== Exercise ==
Report only the number of lines in the records that contain the word "партия".
——————————
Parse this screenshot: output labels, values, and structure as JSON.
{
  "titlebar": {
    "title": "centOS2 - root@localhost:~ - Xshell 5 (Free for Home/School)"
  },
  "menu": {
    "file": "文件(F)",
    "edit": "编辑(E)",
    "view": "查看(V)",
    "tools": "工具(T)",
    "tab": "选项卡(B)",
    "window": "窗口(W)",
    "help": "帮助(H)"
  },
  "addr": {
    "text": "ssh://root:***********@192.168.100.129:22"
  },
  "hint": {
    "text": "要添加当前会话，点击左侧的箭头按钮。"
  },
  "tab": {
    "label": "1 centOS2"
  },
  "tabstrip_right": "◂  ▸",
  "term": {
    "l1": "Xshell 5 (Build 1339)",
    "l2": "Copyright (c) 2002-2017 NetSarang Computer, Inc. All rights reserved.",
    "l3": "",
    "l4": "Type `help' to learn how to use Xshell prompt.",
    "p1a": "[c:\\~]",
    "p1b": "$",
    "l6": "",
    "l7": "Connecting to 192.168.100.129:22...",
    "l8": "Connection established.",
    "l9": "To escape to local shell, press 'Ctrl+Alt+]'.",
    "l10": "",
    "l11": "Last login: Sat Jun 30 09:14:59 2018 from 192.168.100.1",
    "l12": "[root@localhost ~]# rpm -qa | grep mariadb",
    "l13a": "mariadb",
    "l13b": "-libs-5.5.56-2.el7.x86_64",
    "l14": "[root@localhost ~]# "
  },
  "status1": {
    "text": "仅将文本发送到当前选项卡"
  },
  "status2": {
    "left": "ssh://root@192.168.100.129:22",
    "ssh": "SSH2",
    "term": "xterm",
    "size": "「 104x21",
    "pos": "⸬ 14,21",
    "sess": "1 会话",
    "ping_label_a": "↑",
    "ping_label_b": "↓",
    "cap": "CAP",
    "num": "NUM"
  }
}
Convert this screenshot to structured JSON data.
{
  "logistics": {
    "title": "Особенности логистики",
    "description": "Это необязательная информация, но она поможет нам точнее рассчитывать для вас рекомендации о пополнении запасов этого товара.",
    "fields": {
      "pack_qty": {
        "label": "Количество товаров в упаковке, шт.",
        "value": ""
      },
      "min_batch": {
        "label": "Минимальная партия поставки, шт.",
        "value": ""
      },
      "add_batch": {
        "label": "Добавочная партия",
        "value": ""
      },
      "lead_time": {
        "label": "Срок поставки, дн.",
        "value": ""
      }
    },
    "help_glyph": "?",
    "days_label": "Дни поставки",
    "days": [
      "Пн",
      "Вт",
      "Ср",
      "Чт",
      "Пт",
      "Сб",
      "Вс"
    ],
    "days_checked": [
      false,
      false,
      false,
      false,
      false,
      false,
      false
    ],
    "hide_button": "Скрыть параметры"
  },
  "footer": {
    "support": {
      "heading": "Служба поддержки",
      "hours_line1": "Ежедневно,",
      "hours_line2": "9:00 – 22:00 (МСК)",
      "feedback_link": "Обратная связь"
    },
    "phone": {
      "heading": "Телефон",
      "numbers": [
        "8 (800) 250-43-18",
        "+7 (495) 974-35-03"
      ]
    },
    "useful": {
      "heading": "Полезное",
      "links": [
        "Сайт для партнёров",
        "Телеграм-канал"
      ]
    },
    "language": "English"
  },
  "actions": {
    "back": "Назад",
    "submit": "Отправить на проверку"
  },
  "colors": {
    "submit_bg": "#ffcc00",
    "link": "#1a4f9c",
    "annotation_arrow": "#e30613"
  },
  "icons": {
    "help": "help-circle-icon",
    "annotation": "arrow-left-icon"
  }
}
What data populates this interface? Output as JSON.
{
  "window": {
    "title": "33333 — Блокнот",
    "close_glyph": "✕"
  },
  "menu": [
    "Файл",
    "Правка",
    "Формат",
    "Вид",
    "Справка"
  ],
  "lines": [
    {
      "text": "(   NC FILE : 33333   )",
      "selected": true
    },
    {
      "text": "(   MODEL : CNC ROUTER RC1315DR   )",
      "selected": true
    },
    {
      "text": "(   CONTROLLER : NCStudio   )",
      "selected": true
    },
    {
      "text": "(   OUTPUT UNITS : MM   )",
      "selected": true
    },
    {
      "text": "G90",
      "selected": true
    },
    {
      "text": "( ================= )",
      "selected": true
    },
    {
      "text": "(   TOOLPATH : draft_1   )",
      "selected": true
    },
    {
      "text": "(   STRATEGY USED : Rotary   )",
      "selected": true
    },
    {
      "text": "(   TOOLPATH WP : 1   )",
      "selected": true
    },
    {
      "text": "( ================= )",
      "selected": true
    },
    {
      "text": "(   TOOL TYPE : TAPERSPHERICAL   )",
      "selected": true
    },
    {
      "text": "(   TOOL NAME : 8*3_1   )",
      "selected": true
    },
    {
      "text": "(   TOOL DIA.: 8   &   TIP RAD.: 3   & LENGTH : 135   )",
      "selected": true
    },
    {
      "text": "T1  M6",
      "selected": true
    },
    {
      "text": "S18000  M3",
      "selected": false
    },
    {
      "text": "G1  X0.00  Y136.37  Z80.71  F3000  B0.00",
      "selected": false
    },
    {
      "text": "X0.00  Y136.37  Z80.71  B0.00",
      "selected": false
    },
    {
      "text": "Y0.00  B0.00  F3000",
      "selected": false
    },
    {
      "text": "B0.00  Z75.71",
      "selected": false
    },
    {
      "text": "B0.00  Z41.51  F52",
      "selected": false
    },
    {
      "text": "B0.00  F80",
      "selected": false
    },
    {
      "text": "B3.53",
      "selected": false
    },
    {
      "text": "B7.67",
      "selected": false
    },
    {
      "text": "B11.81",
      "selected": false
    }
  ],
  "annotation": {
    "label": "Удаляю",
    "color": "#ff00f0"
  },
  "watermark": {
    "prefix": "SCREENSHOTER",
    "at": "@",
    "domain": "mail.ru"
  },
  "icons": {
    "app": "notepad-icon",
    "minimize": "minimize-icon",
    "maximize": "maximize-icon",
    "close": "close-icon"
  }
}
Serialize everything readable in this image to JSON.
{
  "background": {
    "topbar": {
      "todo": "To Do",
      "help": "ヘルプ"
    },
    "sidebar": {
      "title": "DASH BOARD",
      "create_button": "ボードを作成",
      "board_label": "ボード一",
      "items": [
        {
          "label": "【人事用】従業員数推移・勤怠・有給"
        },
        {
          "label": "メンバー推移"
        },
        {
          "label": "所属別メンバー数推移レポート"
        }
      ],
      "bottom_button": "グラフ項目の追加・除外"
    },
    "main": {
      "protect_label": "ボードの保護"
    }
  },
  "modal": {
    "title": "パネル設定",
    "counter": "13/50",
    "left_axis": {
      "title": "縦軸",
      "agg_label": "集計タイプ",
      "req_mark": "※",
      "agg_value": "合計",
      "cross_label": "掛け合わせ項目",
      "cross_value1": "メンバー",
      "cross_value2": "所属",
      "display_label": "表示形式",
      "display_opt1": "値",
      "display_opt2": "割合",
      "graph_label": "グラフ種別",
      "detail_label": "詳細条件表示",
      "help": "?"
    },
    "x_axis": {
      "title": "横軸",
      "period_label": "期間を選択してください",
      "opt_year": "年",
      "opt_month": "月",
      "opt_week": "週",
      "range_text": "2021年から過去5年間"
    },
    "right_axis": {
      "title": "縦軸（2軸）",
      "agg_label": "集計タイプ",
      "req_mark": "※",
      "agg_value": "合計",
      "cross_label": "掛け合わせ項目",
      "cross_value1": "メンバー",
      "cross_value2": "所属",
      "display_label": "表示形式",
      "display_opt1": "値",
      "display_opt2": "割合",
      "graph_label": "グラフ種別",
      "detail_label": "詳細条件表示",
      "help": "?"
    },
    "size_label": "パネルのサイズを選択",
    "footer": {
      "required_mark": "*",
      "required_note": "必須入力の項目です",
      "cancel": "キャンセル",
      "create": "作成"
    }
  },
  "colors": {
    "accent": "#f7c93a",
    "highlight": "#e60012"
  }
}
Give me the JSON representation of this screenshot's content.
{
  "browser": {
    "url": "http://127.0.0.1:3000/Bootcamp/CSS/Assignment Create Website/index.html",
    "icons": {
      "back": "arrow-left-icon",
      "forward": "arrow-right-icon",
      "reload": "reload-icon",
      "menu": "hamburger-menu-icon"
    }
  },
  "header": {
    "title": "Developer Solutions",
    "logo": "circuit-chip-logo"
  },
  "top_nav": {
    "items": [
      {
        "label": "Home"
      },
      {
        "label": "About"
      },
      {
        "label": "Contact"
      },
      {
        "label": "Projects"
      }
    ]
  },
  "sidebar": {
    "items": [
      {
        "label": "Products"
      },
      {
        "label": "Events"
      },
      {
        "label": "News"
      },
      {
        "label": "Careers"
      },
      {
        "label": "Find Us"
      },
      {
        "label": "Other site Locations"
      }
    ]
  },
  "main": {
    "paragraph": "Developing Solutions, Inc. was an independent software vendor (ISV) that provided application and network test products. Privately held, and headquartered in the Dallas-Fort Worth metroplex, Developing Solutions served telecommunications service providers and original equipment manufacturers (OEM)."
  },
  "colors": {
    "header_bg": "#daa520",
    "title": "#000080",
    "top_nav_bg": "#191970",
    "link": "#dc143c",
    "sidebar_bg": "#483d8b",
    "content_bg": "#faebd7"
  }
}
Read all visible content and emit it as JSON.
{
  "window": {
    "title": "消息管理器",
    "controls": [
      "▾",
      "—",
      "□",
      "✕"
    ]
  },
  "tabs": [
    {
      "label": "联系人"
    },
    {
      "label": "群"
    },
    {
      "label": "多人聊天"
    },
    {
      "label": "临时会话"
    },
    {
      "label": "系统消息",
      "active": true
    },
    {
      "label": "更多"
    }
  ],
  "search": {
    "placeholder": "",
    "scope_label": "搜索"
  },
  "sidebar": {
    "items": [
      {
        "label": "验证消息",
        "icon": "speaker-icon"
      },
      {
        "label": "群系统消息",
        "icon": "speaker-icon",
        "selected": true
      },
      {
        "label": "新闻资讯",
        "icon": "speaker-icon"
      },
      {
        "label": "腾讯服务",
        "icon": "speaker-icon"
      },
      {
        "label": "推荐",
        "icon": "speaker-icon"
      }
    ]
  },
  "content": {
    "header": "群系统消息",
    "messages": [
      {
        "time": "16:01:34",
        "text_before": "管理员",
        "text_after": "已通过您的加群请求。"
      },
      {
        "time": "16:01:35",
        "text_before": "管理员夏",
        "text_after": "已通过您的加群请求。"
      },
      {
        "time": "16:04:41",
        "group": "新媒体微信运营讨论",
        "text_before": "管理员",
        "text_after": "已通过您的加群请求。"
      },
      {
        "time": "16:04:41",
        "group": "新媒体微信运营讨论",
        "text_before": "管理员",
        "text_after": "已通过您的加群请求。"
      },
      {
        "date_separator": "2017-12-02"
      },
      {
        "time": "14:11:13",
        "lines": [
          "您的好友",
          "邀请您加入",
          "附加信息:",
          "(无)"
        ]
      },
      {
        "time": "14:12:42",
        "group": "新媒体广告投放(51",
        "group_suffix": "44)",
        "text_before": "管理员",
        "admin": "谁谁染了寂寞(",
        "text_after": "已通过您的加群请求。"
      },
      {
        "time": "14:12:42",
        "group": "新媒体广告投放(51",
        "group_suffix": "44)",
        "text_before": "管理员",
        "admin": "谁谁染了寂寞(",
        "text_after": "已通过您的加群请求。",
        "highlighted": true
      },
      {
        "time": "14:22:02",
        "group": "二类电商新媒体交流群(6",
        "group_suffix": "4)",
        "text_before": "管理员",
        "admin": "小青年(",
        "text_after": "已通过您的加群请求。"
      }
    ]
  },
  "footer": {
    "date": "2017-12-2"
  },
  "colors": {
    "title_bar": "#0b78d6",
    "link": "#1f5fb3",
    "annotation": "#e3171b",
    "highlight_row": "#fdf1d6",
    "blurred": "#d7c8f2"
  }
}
——————————
== Solution for this problem ==
2